**Task goal:** Determine which lines contain the word "take", then copy those lines.

Start of Stored rows

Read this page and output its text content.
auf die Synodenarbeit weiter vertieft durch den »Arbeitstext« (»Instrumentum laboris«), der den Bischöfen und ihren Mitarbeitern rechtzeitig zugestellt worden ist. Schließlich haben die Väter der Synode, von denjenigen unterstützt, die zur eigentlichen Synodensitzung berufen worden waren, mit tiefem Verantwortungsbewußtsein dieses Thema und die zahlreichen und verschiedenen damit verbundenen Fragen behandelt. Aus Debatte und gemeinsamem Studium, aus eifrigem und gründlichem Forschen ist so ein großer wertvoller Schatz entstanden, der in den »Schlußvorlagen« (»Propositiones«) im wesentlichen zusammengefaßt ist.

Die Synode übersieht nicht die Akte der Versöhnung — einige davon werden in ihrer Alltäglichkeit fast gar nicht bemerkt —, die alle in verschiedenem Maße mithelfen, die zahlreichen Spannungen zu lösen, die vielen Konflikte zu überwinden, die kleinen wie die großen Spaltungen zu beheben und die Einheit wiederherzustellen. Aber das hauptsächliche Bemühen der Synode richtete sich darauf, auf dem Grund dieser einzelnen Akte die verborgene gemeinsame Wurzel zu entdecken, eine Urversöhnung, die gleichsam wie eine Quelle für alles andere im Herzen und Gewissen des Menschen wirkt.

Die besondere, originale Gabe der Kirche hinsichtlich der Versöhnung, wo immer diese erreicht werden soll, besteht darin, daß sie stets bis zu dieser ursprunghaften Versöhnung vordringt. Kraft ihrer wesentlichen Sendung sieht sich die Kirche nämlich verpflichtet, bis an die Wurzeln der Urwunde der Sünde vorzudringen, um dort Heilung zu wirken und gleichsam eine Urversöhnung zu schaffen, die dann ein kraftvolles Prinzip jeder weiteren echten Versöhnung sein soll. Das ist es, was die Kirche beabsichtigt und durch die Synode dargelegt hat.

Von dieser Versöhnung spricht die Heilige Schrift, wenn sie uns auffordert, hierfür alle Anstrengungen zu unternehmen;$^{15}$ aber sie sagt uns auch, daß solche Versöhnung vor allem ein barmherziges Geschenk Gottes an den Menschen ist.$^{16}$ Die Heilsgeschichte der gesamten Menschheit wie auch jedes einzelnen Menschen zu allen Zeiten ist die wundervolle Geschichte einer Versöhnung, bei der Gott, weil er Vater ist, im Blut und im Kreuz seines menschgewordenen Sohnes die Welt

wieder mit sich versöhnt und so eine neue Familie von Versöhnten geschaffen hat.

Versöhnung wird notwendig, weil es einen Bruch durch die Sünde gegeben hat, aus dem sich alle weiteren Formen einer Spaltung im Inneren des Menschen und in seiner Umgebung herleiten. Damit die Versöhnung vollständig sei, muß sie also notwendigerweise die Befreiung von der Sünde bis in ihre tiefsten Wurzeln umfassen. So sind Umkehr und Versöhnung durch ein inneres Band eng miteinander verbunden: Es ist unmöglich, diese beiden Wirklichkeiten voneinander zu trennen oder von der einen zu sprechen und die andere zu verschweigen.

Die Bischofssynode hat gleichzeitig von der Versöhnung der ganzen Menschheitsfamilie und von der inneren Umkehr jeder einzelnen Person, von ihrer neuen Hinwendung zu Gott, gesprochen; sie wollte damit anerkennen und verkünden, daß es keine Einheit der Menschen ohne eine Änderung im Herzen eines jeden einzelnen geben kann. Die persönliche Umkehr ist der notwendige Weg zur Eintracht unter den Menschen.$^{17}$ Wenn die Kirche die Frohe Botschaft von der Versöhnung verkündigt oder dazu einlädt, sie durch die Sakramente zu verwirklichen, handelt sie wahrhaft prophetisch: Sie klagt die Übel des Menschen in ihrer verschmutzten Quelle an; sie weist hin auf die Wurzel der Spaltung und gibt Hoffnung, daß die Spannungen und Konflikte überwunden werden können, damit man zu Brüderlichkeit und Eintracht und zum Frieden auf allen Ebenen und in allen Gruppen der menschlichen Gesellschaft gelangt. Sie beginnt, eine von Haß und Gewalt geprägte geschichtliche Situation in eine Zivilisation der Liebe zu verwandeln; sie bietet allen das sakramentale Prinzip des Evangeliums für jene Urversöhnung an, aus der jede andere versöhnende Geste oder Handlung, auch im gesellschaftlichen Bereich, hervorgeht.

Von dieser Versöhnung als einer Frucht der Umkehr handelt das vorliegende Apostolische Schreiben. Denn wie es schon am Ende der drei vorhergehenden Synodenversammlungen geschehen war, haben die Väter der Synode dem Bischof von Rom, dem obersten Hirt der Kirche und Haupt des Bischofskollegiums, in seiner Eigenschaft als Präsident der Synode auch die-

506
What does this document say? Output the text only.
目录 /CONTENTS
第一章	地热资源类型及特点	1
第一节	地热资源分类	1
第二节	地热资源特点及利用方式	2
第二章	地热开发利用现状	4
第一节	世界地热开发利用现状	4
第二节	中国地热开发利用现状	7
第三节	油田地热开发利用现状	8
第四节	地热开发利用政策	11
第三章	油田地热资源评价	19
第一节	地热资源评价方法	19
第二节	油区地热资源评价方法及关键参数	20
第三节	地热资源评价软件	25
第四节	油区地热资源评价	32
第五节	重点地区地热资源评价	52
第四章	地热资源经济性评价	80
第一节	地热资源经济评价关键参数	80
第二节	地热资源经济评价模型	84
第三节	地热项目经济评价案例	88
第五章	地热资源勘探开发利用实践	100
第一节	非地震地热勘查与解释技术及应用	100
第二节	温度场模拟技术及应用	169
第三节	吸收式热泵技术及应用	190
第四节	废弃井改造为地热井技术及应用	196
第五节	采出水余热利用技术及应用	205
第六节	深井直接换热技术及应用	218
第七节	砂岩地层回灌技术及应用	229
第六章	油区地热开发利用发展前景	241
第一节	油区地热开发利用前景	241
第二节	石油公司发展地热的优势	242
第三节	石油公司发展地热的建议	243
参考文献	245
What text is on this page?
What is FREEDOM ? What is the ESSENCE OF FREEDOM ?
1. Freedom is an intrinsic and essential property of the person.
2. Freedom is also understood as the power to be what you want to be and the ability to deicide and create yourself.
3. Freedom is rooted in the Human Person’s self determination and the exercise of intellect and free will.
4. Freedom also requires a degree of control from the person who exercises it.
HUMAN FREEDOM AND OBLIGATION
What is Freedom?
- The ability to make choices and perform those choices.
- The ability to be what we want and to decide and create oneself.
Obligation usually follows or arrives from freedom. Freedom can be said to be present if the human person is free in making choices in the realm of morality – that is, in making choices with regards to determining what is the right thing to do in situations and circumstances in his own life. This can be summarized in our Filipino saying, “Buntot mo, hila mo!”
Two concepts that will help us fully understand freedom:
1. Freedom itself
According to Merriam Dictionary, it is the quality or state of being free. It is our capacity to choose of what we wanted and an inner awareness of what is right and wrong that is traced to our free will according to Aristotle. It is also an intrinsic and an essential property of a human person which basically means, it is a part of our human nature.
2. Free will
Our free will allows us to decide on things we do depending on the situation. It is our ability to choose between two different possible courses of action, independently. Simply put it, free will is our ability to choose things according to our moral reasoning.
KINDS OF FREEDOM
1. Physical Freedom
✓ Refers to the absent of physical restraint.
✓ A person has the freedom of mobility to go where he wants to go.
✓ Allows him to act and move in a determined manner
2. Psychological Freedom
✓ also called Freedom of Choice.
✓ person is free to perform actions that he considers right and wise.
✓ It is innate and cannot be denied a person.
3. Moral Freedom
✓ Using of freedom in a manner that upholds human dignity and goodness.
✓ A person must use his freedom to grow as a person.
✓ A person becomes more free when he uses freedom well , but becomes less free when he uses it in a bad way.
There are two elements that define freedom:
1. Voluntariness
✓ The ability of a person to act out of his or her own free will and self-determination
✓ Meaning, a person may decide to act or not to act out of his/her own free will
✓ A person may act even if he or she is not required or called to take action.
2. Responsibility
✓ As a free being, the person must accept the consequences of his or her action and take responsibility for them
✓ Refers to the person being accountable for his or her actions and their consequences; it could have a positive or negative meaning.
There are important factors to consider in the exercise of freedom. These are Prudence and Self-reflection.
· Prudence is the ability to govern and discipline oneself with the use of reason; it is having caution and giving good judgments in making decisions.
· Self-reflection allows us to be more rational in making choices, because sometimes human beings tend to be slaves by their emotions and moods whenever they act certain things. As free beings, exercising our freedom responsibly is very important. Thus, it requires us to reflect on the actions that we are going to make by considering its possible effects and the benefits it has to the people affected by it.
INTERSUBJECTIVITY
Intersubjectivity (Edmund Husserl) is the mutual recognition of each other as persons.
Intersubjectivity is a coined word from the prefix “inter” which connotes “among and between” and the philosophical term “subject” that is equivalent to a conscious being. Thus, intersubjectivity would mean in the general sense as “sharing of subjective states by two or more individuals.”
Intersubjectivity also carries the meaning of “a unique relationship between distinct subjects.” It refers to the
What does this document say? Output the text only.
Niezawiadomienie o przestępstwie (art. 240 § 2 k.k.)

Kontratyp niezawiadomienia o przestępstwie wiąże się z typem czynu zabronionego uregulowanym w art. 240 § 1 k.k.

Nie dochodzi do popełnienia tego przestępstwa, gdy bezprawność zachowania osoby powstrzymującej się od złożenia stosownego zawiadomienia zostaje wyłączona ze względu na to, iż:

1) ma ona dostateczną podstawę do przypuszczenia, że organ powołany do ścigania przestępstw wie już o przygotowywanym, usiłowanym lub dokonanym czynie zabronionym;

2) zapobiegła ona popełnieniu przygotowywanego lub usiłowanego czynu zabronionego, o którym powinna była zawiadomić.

End of Stored rows

**Answer to the task:**
✓ A person may act even if he or she is not required or called to take action.
✓ As a free being, the person must accept the consequences of his or her action and take responsibility for them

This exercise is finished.